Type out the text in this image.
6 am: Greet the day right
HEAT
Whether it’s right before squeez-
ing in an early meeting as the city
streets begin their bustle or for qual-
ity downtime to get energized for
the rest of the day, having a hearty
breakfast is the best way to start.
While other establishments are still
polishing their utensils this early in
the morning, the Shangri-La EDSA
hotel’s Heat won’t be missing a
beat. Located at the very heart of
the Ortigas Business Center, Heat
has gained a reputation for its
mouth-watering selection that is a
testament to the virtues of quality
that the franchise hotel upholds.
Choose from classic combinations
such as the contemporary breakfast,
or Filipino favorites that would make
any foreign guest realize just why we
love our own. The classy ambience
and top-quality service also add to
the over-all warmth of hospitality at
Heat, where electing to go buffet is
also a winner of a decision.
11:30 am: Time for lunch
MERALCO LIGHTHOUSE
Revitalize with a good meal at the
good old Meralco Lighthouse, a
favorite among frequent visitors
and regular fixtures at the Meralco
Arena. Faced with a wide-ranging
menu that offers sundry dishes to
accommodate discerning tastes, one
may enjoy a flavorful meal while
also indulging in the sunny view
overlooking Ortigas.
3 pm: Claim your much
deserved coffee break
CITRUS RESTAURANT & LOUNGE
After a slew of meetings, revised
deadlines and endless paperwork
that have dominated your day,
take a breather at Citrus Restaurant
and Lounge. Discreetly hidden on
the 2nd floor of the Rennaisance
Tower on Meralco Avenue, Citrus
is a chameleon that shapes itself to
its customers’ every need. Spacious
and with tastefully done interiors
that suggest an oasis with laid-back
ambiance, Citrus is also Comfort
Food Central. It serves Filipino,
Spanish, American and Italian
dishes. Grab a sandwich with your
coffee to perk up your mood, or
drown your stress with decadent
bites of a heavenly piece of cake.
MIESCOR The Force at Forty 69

» Task objective
Take the listing above and set it down exactly.

» Finished exercise
Type out the text in this image.
6 am: Greet the day right
HEAT
Whether it’s right before squeez-
ing in an early meeting as the city
streets begin their bustle or for qual-
ity downtime to get energized for
the rest of the day, having a hearty
breakfast is the best way to start.
While other establishments are still
polishing their utensils this early in
the morning, the Shangri-La EDSA
hotel’s Heat won’t be missing a
beat. Located at the very heart of
the Ortigas Business Center, Heat
has gained a reputation for its
mouth-watering selection that is a
testament to the virtues of quality
that the franchise hotel upholds.
Choose from classic combinations
such as the contemporary breakfast,
or Filipino favorites that would make
any foreign guest realize just why we
love our own. The classy ambience
and top-quality service also add to
the over-all warmth of hospitality at
Heat, where electing to go buffet is
also a winner of a decision.
11:30 am: Time for lunch
MERALCO LIGHTHOUSE
Revitalize with a good meal at the
good old Meralco Lighthouse, a
favorite among frequent visitors
and regular fixtures at the Meralco
Arena. Faced with a wide-ranging
menu that offers sundry dishes to
accommodate discerning tastes, one
may enjoy a flavorful meal while
also indulging in the sunny view
overlooking Ortigas.
3 pm: Claim your much
deserved coffee break
CITRUS RESTAURANT & LOUNGE
After a slew of meetings, revised
deadlines and endless paperwork
that have dominated your day,
take a breather at Citrus Restaurant
and Lounge. Discreetly hidden on
the 2nd floor of the Rennaisance
Tower on Meralco Avenue, Citrus
is a chameleon that shapes itself to
its customers’ every need. Spacious
and with tastefully done interiors
that suggest an oasis with laid-back
ambiance, Citrus is also Comfort
Food Central. It serves Filipino,
Spanish, American and Italian
dishes. Grab a sandwich with your
coffee to perk up your mood, or
drown your stress with decadent
bites of a heavenly piece of cake.
MIESCOR The Force at Forty 69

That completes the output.